= EXTRACT =
Bulgaria–Spain relations are foreign relations between Bulgaria and Spain. Both countries established diplomatic relation on 8 May 1910. Relations were severed in 1946 and were restored in 1970 at the level of Consular Office and Trade Mission. Since 27 January 1970, the diplomatic relations were elevated to embassy level. Bulgaria has an embassy in Madrid and an honorary consulate in Barcelona. Spain has an embassy in Sofia.
Both countries are full members of the European Union and NATO.
Spain has given full support to Bulgaria's membership in the European Union and NATO.

Bilateral relations 
Spanish-Bulgarian relations are currently considered excellent. Spain is a relevant trading partner for Bulgaria and a prominent investor. In addition, Spain is one of the preferred destinations for Bulgarian emigration and the main issuer of remittances received by the Balkan country from abroad. In the political sphere, Spain has always supported Bulgaria's integration into community institutions and other international organizations. Cooperation in this regard has been oriented towards institutional strengthening and the formation of human capital. Despite having a privileged location, in an area of strategic value where access roads between the Balkans, Eastern Europe and Turkey converge, Bulgaria cannot yet take advantage of the full commercial potential of its geographical location due to the lack of transport infrastructure (especially land), which prevent direct exports from countries like Spain.

= STATED TASK 1 =
Could you reproduce the passage on Bulgaria–Spain relations from "Bulgaria–Spain relations are" up to and including "of the European Union and NATO." word for word?
= STATED TASK 2 =
How would you carry on the text on Bulgaria–Spain relations from its last sentence?
The material that comes next is separate from the text on Bulgaria–Spain relations.

= DATASET EXCERPT =
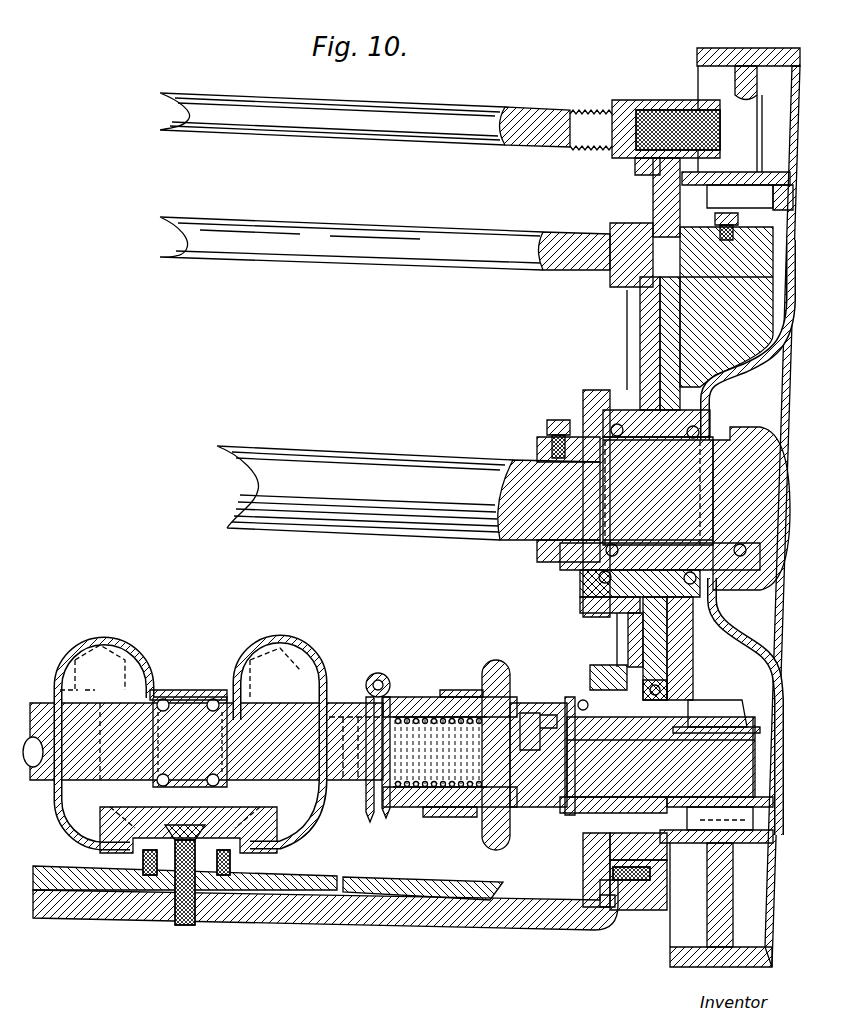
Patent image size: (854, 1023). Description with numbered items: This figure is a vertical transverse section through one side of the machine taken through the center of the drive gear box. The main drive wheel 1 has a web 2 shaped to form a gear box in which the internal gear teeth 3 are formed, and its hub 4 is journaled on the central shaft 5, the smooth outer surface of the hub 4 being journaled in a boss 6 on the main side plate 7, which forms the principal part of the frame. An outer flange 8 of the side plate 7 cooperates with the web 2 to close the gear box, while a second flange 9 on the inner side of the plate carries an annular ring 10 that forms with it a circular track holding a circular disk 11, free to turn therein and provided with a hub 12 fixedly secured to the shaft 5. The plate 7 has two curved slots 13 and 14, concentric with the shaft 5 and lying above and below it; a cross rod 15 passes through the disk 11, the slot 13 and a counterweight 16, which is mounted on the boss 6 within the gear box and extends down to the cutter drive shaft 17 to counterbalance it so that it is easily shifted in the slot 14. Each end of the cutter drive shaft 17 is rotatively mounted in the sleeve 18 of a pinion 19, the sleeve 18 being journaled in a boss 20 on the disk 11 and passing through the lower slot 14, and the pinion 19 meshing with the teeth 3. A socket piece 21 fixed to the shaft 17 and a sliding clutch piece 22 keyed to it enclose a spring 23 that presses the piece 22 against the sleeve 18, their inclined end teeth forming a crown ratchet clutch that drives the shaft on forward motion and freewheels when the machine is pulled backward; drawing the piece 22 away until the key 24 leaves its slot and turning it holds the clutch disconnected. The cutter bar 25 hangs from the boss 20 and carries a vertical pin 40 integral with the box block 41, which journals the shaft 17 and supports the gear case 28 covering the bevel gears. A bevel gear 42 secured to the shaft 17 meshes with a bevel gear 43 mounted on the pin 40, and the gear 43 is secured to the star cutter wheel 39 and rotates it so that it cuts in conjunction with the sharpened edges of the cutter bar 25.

= EXERCISE RESULT 1 =
Bulgaria–Spain relations are foreign relations between Bulgaria and Spain. Both countries established diplomatic relation on 8 May 1910. Relations were severed in 1946 and were restored in 1970 at the level of Consular Office and Trade Mission. Since 27 January 1970, the diplomatic relations were elevated to embassy level. Bulgaria has an embassy in Madrid and an honorary consulate in Barcelona. Spain has an embassy in Sofia.
Both countries are full members of the European Union and NATO.

= EXERCISE RESULT 2 =
Royal visits to Bulgaria 
 King Juan Carlos and Queen Sofia of Spain
 23–25 May 1993 – Sofia
 8–10 June 2003 – Sofia and Plovdiv
 The Prince of Asturias and The Princess of Asturias
 9–10 February 2006 – Sofia
(expected) July 2013 - Delegation from Vigo (Galicia, Spain) headed by A.Yllera - Sofia, Plovdiv and Pleven.

Resident diplomatic missions
 Bulgaria has an embassy in Madrid.
 Spain has an embassy in Sofia.

See also 
 Foreign relations of Bulgaria
 Foreign relations of Spain
 Bulgarians in Spain
 Spanishs in Bulgaria
 Accession of Bulgaria to the European Union

External links 
 Bulgarian embassy in Madrid
 Spanish Ministry of Foreign Affairs about relations with Bulgaria (in Spanish only)
 Spanish embassy in Sofia (in Bulgarian and Spanish only)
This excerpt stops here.